— begin Source records —

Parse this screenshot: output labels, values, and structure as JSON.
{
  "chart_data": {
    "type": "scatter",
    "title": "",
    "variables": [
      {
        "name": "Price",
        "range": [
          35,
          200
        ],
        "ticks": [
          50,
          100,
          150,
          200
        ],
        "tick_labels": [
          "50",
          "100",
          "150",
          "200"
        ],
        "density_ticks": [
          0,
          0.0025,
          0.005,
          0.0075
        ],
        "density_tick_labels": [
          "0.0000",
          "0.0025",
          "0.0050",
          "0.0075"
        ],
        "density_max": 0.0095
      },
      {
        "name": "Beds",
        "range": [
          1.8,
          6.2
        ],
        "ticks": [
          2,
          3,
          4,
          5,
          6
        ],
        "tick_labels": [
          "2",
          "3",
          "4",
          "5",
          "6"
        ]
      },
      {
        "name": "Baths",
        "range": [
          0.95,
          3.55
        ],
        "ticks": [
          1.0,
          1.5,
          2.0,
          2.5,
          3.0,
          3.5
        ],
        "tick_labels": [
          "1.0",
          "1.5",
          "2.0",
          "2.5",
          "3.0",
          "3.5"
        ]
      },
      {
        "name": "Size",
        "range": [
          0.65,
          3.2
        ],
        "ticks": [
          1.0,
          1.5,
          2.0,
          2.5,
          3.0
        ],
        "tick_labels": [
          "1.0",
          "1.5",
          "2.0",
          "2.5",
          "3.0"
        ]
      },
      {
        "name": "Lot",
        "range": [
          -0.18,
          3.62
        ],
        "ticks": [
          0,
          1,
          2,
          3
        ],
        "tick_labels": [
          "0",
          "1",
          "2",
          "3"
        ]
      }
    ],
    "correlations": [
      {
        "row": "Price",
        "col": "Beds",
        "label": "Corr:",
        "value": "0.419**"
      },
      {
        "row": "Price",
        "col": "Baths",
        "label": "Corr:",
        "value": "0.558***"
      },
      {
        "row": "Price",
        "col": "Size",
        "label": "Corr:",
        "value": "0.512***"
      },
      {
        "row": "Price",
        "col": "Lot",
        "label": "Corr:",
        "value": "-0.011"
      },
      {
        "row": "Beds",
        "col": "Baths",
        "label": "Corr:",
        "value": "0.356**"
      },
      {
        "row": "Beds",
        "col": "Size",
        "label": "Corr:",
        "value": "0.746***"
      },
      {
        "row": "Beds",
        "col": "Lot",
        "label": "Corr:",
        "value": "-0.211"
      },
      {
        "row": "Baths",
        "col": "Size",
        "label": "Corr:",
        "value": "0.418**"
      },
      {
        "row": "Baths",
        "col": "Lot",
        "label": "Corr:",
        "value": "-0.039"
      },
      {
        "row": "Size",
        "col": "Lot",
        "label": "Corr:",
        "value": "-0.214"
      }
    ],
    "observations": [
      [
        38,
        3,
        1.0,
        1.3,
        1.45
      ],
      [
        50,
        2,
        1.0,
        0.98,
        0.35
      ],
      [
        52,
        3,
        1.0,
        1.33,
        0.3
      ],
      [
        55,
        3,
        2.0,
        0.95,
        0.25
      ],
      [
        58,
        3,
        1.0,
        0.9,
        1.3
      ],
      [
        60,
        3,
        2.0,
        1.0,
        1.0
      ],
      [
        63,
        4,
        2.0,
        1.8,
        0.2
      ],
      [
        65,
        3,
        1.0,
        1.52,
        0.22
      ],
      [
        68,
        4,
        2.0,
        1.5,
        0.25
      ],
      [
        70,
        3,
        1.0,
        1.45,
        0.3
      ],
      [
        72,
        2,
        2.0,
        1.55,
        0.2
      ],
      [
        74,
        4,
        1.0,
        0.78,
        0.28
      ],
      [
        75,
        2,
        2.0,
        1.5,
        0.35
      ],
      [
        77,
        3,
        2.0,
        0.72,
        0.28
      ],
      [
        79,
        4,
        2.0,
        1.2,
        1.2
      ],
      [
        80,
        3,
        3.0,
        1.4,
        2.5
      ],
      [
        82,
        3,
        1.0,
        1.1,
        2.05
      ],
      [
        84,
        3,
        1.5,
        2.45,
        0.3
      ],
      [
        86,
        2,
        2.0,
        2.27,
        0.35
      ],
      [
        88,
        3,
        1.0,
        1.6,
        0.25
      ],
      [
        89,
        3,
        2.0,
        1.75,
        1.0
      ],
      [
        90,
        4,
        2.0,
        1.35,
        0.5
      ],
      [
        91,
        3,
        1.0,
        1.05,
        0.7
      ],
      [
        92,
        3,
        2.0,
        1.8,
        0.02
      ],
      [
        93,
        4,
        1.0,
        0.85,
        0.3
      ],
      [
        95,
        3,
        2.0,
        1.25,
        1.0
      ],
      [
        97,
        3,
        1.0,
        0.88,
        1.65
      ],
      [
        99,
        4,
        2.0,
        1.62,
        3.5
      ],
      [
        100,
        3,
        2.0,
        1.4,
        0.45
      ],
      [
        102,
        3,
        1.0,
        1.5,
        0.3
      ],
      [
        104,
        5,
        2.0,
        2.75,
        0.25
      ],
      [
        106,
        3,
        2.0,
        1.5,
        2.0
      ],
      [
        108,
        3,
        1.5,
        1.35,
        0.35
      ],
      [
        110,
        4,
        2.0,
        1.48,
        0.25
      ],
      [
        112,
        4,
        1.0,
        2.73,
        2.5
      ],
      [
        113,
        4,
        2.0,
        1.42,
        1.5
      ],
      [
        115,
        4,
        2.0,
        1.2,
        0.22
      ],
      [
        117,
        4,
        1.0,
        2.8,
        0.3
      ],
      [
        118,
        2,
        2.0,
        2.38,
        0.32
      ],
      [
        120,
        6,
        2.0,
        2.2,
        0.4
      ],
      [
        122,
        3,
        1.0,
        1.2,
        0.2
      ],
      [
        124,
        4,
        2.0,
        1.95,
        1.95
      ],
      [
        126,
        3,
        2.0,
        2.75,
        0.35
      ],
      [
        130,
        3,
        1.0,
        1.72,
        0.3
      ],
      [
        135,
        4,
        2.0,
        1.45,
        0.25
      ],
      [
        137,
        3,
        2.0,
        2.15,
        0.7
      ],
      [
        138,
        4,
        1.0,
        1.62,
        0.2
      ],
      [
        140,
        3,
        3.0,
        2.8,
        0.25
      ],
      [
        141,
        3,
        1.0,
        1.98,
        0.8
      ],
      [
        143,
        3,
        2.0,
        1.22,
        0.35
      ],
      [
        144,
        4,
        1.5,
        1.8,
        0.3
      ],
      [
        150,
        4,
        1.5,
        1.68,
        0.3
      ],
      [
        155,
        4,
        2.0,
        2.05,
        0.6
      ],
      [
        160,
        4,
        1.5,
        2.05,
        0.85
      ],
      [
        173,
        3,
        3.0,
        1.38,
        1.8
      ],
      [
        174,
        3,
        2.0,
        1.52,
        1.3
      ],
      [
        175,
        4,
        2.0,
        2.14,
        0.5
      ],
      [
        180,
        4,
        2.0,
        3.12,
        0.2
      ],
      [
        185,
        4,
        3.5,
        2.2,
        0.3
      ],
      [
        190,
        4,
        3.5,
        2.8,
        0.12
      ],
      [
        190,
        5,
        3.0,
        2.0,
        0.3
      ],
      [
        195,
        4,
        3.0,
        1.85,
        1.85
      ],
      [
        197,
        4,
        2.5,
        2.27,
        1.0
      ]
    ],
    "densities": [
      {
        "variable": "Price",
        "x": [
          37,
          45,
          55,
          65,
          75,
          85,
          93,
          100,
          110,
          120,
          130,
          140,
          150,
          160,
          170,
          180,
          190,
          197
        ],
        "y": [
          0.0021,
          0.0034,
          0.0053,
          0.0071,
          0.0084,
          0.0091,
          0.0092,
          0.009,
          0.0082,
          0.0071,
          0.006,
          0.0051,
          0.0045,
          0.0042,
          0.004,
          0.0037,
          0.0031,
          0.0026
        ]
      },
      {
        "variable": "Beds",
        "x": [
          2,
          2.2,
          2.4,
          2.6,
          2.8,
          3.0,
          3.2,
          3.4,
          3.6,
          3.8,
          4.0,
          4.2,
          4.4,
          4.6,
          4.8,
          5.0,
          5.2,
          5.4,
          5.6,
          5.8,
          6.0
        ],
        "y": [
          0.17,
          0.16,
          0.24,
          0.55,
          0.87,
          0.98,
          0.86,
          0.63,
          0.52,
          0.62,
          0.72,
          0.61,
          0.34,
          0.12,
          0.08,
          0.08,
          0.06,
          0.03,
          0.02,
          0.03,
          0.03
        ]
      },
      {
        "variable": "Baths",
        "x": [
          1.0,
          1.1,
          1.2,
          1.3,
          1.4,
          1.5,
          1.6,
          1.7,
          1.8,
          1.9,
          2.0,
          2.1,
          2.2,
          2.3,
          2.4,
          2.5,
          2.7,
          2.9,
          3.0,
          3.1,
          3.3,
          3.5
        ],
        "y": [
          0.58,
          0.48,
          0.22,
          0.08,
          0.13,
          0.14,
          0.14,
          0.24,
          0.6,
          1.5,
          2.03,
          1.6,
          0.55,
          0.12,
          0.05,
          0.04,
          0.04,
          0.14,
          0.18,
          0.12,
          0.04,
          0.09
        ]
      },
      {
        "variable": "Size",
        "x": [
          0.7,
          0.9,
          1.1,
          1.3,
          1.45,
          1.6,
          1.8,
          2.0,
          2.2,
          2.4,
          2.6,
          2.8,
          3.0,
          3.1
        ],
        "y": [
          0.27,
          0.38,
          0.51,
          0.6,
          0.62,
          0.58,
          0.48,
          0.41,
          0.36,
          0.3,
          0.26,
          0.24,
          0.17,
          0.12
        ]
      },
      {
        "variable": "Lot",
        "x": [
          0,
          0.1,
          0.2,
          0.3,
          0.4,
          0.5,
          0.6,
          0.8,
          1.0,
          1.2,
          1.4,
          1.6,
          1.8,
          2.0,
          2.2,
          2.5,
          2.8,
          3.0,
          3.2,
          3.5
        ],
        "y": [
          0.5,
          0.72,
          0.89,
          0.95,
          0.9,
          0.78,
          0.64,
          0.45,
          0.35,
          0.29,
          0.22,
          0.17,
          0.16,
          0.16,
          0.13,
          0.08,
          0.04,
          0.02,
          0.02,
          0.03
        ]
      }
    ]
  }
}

— end Source records —

:: Written task ::
Go over the records above and tally each line that includes "name". Give the total by itself.

:: Exercise answer ::
5